◆ **What is being asked**
In your copy, leave out the pictures and repeat the entries below exactly.

Figure collection entries
═══

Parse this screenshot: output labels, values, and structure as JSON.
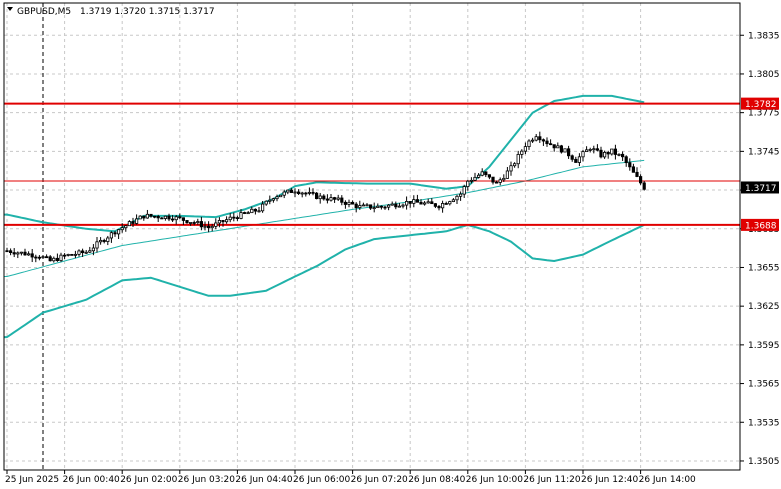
{
  "header": {
    "symbol": "GBPUSD,M5",
    "ohlc": "1.3719 1.3720 1.3715 1.3717"
  },
  "colors": {
    "background": "#ffffff",
    "grid": "#c8c8c8",
    "axis": "#000000",
    "candle": "#000000",
    "bollinger": "#20b2aa",
    "moving_average": "#20b2aa",
    "level_line": "#e00000",
    "price_tag": "#000000",
    "level_tag": "#e00000"
  },
  "chart_data": {
    "type": "candlestick",
    "title": "GBPUSD,M5",
    "ylim": [
      1.3498,
      1.386
    ],
    "y_ticks": [
      "1.3835",
      "1.3805",
      "1.3775",
      "1.3745",
      "1.3715",
      "1.3685",
      "1.3655",
      "1.3625",
      "1.3595",
      "1.3565",
      "1.3535",
      "1.3505"
    ],
    "x_ticks": [
      "25 Jun 2025",
      "26 Jun 00:40",
      "26 Jun 02:00",
      "26 Jun 03:20",
      "26 Jun 04:40",
      "26 Jun 06:00",
      "26 Jun 07:20",
      "26 Jun 08:40",
      "26 Jun 10:00",
      "26 Jun 11:20",
      "26 Jun 12:40",
      "26 Jun 14:00"
    ],
    "x_tick_index": [
      0,
      16,
      32,
      48,
      64,
      80,
      96,
      112,
      128,
      144,
      160,
      176
    ],
    "bar_count": 178,
    "period_separator_index": 10,
    "close_anchors": [
      [
        0,
        1.3668
      ],
      [
        9,
        1.3664
      ],
      [
        12,
        1.366
      ],
      [
        16,
        1.3664
      ],
      [
        22,
        1.3667
      ],
      [
        30,
        1.3683
      ],
      [
        38,
        1.3695
      ],
      [
        46,
        1.3694
      ],
      [
        52,
        1.369
      ],
      [
        56,
        1.3686
      ],
      [
        62,
        1.3693
      ],
      [
        70,
        1.37
      ],
      [
        74,
        1.371
      ],
      [
        80,
        1.3715
      ],
      [
        86,
        1.371
      ],
      [
        92,
        1.3707
      ],
      [
        98,
        1.3702
      ],
      [
        104,
        1.3702
      ],
      [
        112,
        1.3706
      ],
      [
        120,
        1.3703
      ],
      [
        126,
        1.3712
      ],
      [
        128,
        1.3722
      ],
      [
        132,
        1.3728
      ],
      [
        136,
        1.372
      ],
      [
        140,
        1.3732
      ],
      [
        144,
        1.375
      ],
      [
        147,
        1.3758
      ],
      [
        150,
        1.3752
      ],
      [
        155,
        1.3745
      ],
      [
        158,
        1.3738
      ],
      [
        162,
        1.3748
      ],
      [
        165,
        1.3742
      ],
      [
        168,
        1.3745
      ],
      [
        171,
        1.374
      ],
      [
        174,
        1.3728
      ],
      [
        177,
        1.3717
      ]
    ],
    "bollinger_upper": [
      [
        0,
        1.3696
      ],
      [
        10,
        1.369
      ],
      [
        22,
        1.3685
      ],
      [
        30,
        1.3683
      ],
      [
        38,
        1.3695
      ],
      [
        48,
        1.3695
      ],
      [
        58,
        1.3694
      ],
      [
        66,
        1.37
      ],
      [
        74,
        1.3708
      ],
      [
        80,
        1.3718
      ],
      [
        86,
        1.3721
      ],
      [
        100,
        1.372
      ],
      [
        112,
        1.372
      ],
      [
        122,
        1.3716
      ],
      [
        128,
        1.3718
      ],
      [
        134,
        1.3733
      ],
      [
        140,
        1.3754
      ],
      [
        146,
        1.3775
      ],
      [
        152,
        1.3784
      ],
      [
        160,
        1.3788
      ],
      [
        168,
        1.3788
      ],
      [
        177,
        1.3783
      ]
    ],
    "bollinger_lower": [
      [
        0,
        1.3601
      ],
      [
        10,
        1.362
      ],
      [
        22,
        1.363
      ],
      [
        32,
        1.3645
      ],
      [
        40,
        1.3647
      ],
      [
        48,
        1.364
      ],
      [
        56,
        1.3633
      ],
      [
        62,
        1.3633
      ],
      [
        72,
        1.3637
      ],
      [
        80,
        1.3648
      ],
      [
        86,
        1.3656
      ],
      [
        94,
        1.3669
      ],
      [
        102,
        1.3677
      ],
      [
        112,
        1.368
      ],
      [
        122,
        1.3683
      ],
      [
        128,
        1.3688
      ],
      [
        134,
        1.3683
      ],
      [
        140,
        1.3675
      ],
      [
        146,
        1.3662
      ],
      [
        152,
        1.366
      ],
      [
        160,
        1.3665
      ],
      [
        168,
        1.3676
      ],
      [
        177,
        1.3688
      ]
    ],
    "moving_average": [
      [
        0,
        1.3648
      ],
      [
        16,
        1.366
      ],
      [
        32,
        1.3672
      ],
      [
        48,
        1.3679
      ],
      [
        64,
        1.3686
      ],
      [
        80,
        1.3693
      ],
      [
        96,
        1.37
      ],
      [
        112,
        1.3706
      ],
      [
        128,
        1.3713
      ],
      [
        144,
        1.3722
      ],
      [
        160,
        1.3733
      ],
      [
        177,
        1.3738
      ]
    ],
    "horizontal_levels": [
      {
        "price": 1.3782,
        "label": "1.3782",
        "weight": "thick"
      },
      {
        "price": 1.3688,
        "label": "1.3688",
        "weight": "thick"
      },
      {
        "price": 1.3722,
        "label": "",
        "weight": "thin"
      }
    ],
    "current_price": {
      "price": 1.3717,
      "label": "1.3717"
    }
  }
}
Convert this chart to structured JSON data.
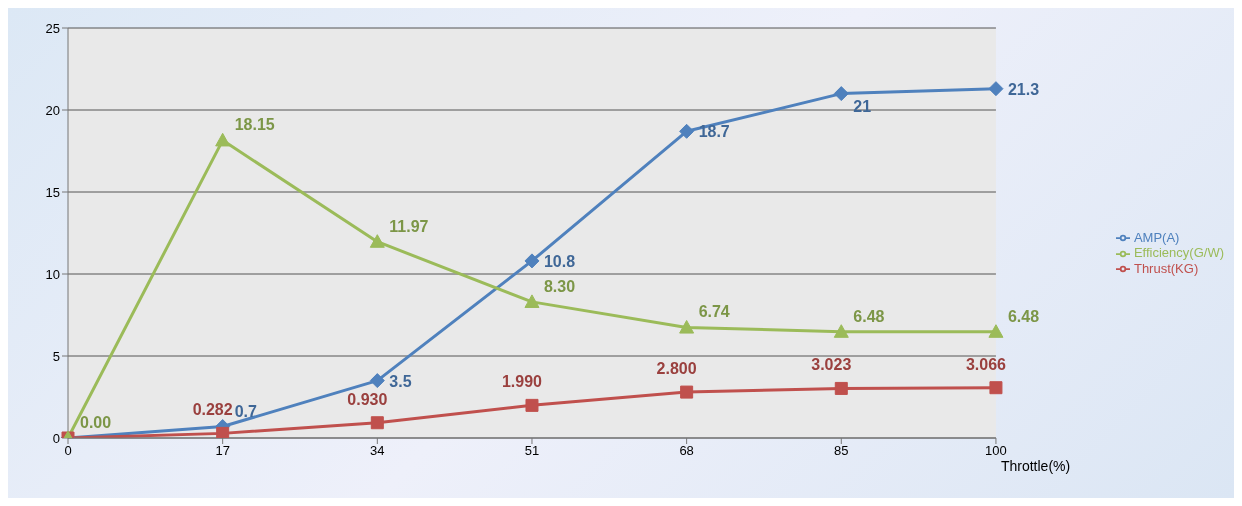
{
  "chart_data": {
    "type": "line",
    "xlabel": "Throttle(%)",
    "categories": [
      "0",
      "17",
      "34",
      "51",
      "68",
      "85",
      "100"
    ],
    "ylim": [
      0,
      25
    ],
    "yticks": [
      0,
      5,
      10,
      15,
      20,
      25
    ],
    "grid": "y",
    "legend": "right",
    "series": [
      {
        "name": "AMP(A)",
        "color": "#4f81bd",
        "marker": "diamond",
        "values": [
          0,
          0.7,
          3.5,
          10.8,
          18.7,
          21,
          21.3
        ],
        "value_labels": [
          null,
          "0.7",
          "3.5",
          "10.8",
          "18.7",
          "21",
          "21.3"
        ]
      },
      {
        "name": "Thrust(KG)",
        "color": "#c0504d",
        "marker": "square",
        "values": [
          0,
          0.282,
          0.93,
          1.99,
          2.8,
          3.023,
          3.066
        ],
        "value_labels": [
          null,
          "0.282",
          "0.930",
          "1.990",
          "2.800",
          "3.023",
          "3.066"
        ]
      },
      {
        "name": "Efficiency(G/W)",
        "color": "#9bbb59",
        "marker": "triangle",
        "values": [
          0,
          18.15,
          11.97,
          8.3,
          6.74,
          6.48,
          6.48
        ],
        "value_labels": [
          "0.00",
          "18.15",
          "11.97",
          "8.30",
          "6.74",
          "6.48",
          "6.48"
        ]
      }
    ]
  }
}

═══

◆ **Exercise response**
Parse this screenshot: output labels, values, and structure as JSON.
{
  "header": {
    "symbol": "GBPUSD,M5",
    "ohlc": "1.3719 1.3720 1.3715 1.3717"
  },
  "colors": {
    "background": "#ffffff",
    "grid": "#c8c8c8",
    "axis": "#000000",
    "candle": "#000000",
    "bollinger": "#20b2aa",
    "moving_average": "#20b2aa",
    "level_line": "#e00000",
    "price_tag": "#000000",
    "level_tag": "#e00000"
  },
  "chart_data": {
    "type": "candlestick",
    "title": "GBPUSD,M5",
    "ylim": [
      1.3498,
      1.386
    ],
    "y_ticks": [
      "1.3835",
      "1.3805",
      "1.3775",
      "1.3745",
      "1.3715",
      "1.3685",
      "1.3655",
      "1.3625",
      "1.3595",
      "1.3565",
      "1.3535",
      "1.3505"
    ],
    "x_ticks": [
      "25 Jun 2025",
      "26 Jun 00:40",
      "26 Jun 02:00",
      "26 Jun 03:20",
      "26 Jun 04:40",
      "26 Jun 06:00",
      "26 Jun 07:20",
      "26 Jun 08:40",
      "26 Jun 10:00",
      "26 Jun 11:20",
      "26 Jun 12:40",
      "26 Jun 14:00"
    ],
    "x_tick_index": [
      0,
      16,
      32,
      48,
      64,
      80,
      96,
      112,
      128,
      144,
      160,
      176
    ],
    "bar_count": 178,
    "period_separator_index": 10,
    "close_anchors": [
      [
        0,
        1.3668
      ],
      [
        9,
        1.3664
      ],
      [
        12,
        1.366
      ],
      [
        16,
        1.3664
      ],
      [
        22,
        1.3667
      ],
      [
        30,
        1.3683
      ],
      [
        38,
        1.3695
      ],
      [
        46,
        1.3694
      ],
      [
        52,
        1.369
      ],
      [
        56,
        1.3686
      ],
      [
        62,
        1.3693
      ],
      [
        70,
        1.37
      ],
      [
        74,
        1.371
      ],
      [
        80,
        1.3715
      ],
      [
        86,
        1.371
      ],
      [
        92,
        1.3707
      ],
      [
        98,
        1.3702
      ],
      [
        104,
        1.3702
      ],
      [
        112,
        1.3706
      ],
      [
        120,
        1.3703
      ],
      [
        126,
        1.3712
      ],
      [
        128,
        1.3722
      ],
      [
        132,
        1.3728
      ],
      [
        136,
        1.372
      ],
      [
        140,
        1.3732
      ],
      [
        144,
        1.375
      ],
      [
        147,
        1.3758
      ],
      [
        150,
        1.3752
      ],
      [
        155,
        1.3745
      ],
      [
        158,
        1.3738
      ],
      [
        162,
        1.3748
      ],
      [
        165,
        1.3742
      ],
      [
        168,
        1.3745
      ],
      [
        171,
        1.374
      ],
      [
        174,
        1.3728
      ],
      [
        177,
        1.3717
      ]
    ],
    "bollinger_upper": [
      [
        0,
        1.3696
      ],
      [
        10,
        1.369
      ],
      [
        22,
        1.3685
      ],
      [
        30,
        1.3683
      ],
      [
        38,
        1.3695
      ],
      [
        48,
        1.3695
      ],
      [
        58,
        1.3694
      ],
      [
        66,
        1.37
      ],
      [
        74,
        1.3708
      ],
      [
        80,
        1.3718
      ],
      [
        86,
        1.3721
      ],
      [
        100,
        1.372
      ],
      [
        112,
        1.372
      ],
      [
        122,
        1.3716
      ],
      [
        128,
        1.3718
      ],
      [
        134,
        1.3733
      ],
      [
        140,
        1.3754
      ],
      [
        146,
        1.3775
      ],
      [
        152,
        1.3784
      ],
      [
        160,
        1.3788
      ],
      [
        168,
        1.3788
      ],
      [
        177,
        1.3783
      ]
    ],
    "bollinger_lower": [
      [
        0,
        1.3601
      ],
      [
        10,
        1.362
      ],
      [
        22,
        1.363
      ],
      [
        32,
        1.3645
      ],
      [
        40,
        1.3647
      ],
      [
        48,
        1.364
      ],
      [
        56,
        1.3633
      ],
      [
        62,
        1.3633
      ],
      [
        72,
        1.3637
      ],
      [
        80,
        1.3648
      ],
      [
        86,
        1.3656
      ],
      [
        94,
        1.3669
      ],
      [
        102,
        1.3677
      ],
      [
        112,
        1.368
      ],
      [
        122,
        1.3683
      ],
      [
        128,
        1.3688
      ],
      [
        134,
        1.3683
      ],
      [
        140,
        1.3675
      ],
      [
        146,
        1.3662
      ],
      [
        152,
        1.366
      ],
      [
        160,
        1.3665
      ],
      [
        168,
        1.3676
      ],
      [
        177,
        1.3688
      ]
    ],
    "moving_average": [
      [
        0,
        1.3648
      ],
      [
        16,
        1.366
      ],
      [
        32,
        1.3672
      ],
      [
        48,
        1.3679
      ],
      [
        64,
        1.3686
      ],
      [
        80,
        1.3693
      ],
      [
        96,
        1.37
      ],
      [
        112,
        1.3706
      ],
      [
        128,
        1.3713
      ],
      [
        144,
        1.3722
      ],
      [
        160,
        1.3733
      ],
      [
        177,
        1.3738
      ]
    ],
    "horizontal_levels": [
      {
        "price": 1.3782,
        "label": "1.3782",
        "weight": "thick"
      },
      {
        "price": 1.3688,
        "label": "1.3688",
        "weight": "thick"
      },
      {
        "price": 1.3722,
        "label": "",
        "weight": "thin"
      }
    ],
    "current_price": {
      "price": 1.3717,
      "label": "1.3717"
    }
  }
}
Convert this chart to structured JSON data.
{
  "chart_data": {
    "type": "line",
    "xlabel": "Throttle(%)",
    "categories": [
      "0",
      "17",
      "34",
      "51",
      "68",
      "85",
      "100"
    ],
    "ylim": [
      0,
      25
    ],
    "yticks": [
      0,
      5,
      10,
      15,
      20,
      25
    ],
    "grid": "y",
    "legend": "right",
    "series": [
      {
        "name": "AMP(A)",
        "color": "#4f81bd",
        "marker": "diamond",
        "values": [
          0,
          0.7,
          3.5,
          10.8,
          18.7,
          21,
          21.3
        ],
        "value_labels": [
          null,
          "0.7",
          "3.5",
          "10.8",
          "18.7",
          "21",
          "21.3"
        ]
      },
      {
        "name": "Thrust(KG)",
        "color": "#c0504d",
        "marker": "square",
        "values": [
          0,
          0.282,
          0.93,
          1.99,
          2.8,
          3.023,
          3.066
        ],
        "value_labels": [
          null,
          "0.282",
          "0.930",
          "1.990",
          "2.800",
          "3.023",
          "3.066"
        ]
      },
      {
        "name": "Efficiency(G/W)",
        "color": "#9bbb59",
        "marker": "triangle",
        "values": [
          0,
          18.15,
          11.97,
          8.3,
          6.74,
          6.48,
          6.48
        ],
        "value_labels": [
          "0.00",
          "18.15",
          "11.97",
          "8.30",
          "6.74",
          "6.48",
          "6.48"
        ]
      }
    ]
  }
}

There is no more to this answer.